* Begin *

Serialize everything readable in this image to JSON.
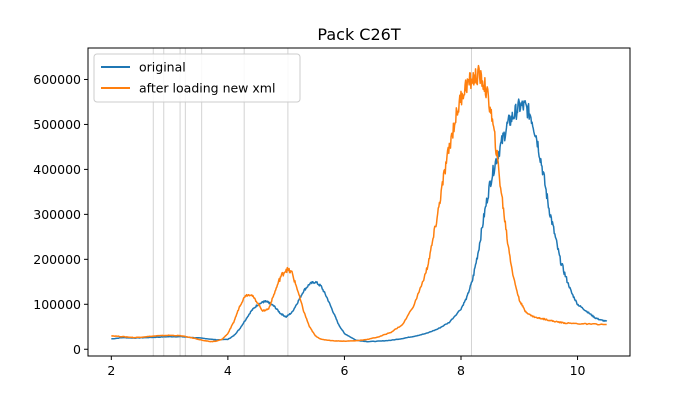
{
  "chart_data": {
    "type": "line",
    "title": "Pack C26T",
    "xlabel": "",
    "ylabel": "",
    "xlim": [
      1.6,
      10.9
    ],
    "ylim": [
      -15000,
      670000
    ],
    "x_ticks": [
      2,
      4,
      6,
      8,
      10
    ],
    "y_ticks": [
      0,
      100000,
      200000,
      300000,
      400000,
      500000,
      600000
    ],
    "x_tick_labels": [
      "2",
      "4",
      "6",
      "8",
      "10"
    ],
    "y_tick_labels": [
      "0",
      "100000",
      "200000",
      "300000",
      "400000",
      "500000",
      "600000"
    ],
    "grid": false,
    "legend_position": "upper left",
    "vertical_lines": {
      "x": [
        2.72,
        2.9,
        3.18,
        3.27,
        3.55,
        4.28,
        5.03,
        8.18
      ],
      "color": "#d3d3d3"
    },
    "series": [
      {
        "name": "original",
        "color": "#1f77b4",
        "x": [
          2.0,
          2.2,
          2.4,
          2.6,
          2.8,
          3.0,
          3.2,
          3.4,
          3.6,
          3.8,
          4.0,
          4.1,
          4.2,
          4.3,
          4.4,
          4.5,
          4.6,
          4.65,
          4.7,
          4.8,
          4.9,
          5.0,
          5.1,
          5.2,
          5.3,
          5.4,
          5.5,
          5.6,
          5.7,
          5.8,
          5.9,
          6.0,
          6.2,
          6.4,
          6.6,
          6.8,
          7.0,
          7.2,
          7.4,
          7.6,
          7.8,
          8.0,
          8.1,
          8.2,
          8.3,
          8.4,
          8.5,
          8.6,
          8.7,
          8.8,
          8.9,
          9.0,
          9.1,
          9.2,
          9.3,
          9.4,
          9.5,
          9.6,
          9.7,
          9.8,
          9.9,
          10.0,
          10.1,
          10.2,
          10.3,
          10.4,
          10.5
        ],
        "y": [
          23000,
          26000,
          25000,
          26000,
          27000,
          28000,
          28000,
          26000,
          24000,
          21000,
          22000,
          30000,
          45000,
          65000,
          85000,
          98000,
          105000,
          106000,
          104000,
          95000,
          80000,
          72000,
          82000,
          105000,
          130000,
          145000,
          150000,
          140000,
          115000,
          85000,
          55000,
          35000,
          20000,
          17000,
          18000,
          20000,
          24000,
          29000,
          35000,
          45000,
          60000,
          90000,
          115000,
          155000,
          220000,
          300000,
          370000,
          420000,
          460000,
          500000,
          520000,
          540000,
          540000,
          520000,
          470000,
          400000,
          320000,
          260000,
          200000,
          160000,
          125000,
          100000,
          90000,
          80000,
          70000,
          65000,
          62000
        ]
      },
      {
        "name": "after loading new xml",
        "color": "#ff7f0e",
        "x": [
          2.0,
          2.2,
          2.4,
          2.6,
          2.8,
          3.0,
          3.2,
          3.4,
          3.6,
          3.7,
          3.8,
          3.9,
          4.0,
          4.1,
          4.2,
          4.3,
          4.4,
          4.5,
          4.6,
          4.7,
          4.8,
          4.9,
          5.0,
          5.1,
          5.2,
          5.3,
          5.4,
          5.5,
          5.6,
          5.8,
          6.0,
          6.2,
          6.4,
          6.6,
          6.8,
          7.0,
          7.2,
          7.4,
          7.5,
          7.6,
          7.7,
          7.8,
          7.9,
          8.0,
          8.1,
          8.2,
          8.3,
          8.4,
          8.5,
          8.6,
          8.7,
          8.8,
          8.9,
          9.0,
          9.1,
          9.2,
          9.3,
          9.4,
          9.5,
          9.6,
          9.7,
          9.8,
          10.0,
          10.2,
          10.5
        ],
        "y": [
          30000,
          28000,
          26000,
          28000,
          30000,
          31000,
          30000,
          25000,
          19000,
          17000,
          18000,
          22000,
          35000,
          60000,
          95000,
          120000,
          122000,
          105000,
          85000,
          90000,
          125000,
          160000,
          178000,
          170000,
          130000,
          85000,
          50000,
          30000,
          22000,
          19000,
          18000,
          19000,
          22000,
          28000,
          38000,
          55000,
          100000,
          170000,
          230000,
          300000,
          380000,
          450000,
          510000,
          560000,
          590000,
          600000,
          610000,
          590000,
          540000,
          450000,
          340000,
          240000,
          160000,
          110000,
          85000,
          75000,
          70000,
          68000,
          65000,
          62000,
          60000,
          58000,
          57000,
          56000,
          55000
        ]
      }
    ]
  }
}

* End *

Exercise requirements: Isolate each line of the listing above that includes "name". Copy it.

Worked solution:
        "name": "original",
        "name": "after loading new xml",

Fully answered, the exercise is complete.